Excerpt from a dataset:

____________________

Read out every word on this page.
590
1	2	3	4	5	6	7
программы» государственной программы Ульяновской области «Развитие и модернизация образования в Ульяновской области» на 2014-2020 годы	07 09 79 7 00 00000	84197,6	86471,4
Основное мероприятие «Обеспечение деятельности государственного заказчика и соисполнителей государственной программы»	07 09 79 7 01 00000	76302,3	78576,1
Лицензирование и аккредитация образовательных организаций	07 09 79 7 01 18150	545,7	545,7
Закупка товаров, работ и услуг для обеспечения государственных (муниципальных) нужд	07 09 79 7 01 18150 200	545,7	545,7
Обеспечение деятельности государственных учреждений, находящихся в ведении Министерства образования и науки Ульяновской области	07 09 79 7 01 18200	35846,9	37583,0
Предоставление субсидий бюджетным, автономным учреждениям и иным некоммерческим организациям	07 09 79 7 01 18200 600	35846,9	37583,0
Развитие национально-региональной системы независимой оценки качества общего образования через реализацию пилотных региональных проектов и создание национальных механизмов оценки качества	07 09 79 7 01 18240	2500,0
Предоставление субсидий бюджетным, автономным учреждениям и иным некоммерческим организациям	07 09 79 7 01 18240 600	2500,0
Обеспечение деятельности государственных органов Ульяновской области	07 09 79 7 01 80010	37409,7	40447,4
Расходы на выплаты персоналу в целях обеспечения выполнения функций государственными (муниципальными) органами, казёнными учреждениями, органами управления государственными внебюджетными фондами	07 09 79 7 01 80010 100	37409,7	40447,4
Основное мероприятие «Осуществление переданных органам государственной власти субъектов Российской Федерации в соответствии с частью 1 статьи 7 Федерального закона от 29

____________________

**WORK TO BE COMPLETED**
From the material above, copy each line that includes the word "Обеспечение".

**WRITTEN SOLUTION**
Основное мероприятие «Обеспечение деятельности государственного заказчика и соисполнителей государственной программы»	07 09 79 7 01 00000	76302,3	78576,1
Обеспечение деятельности государственных учреждений, находящихся в ведении Министерства образования и науки Ульяновской области	07 09 79 7 01 18200	35846,9	37583,0
Обеспечение деятельности государственных органов Ульяновской области	07 09 79 7 01 80010	37409,7	40447,4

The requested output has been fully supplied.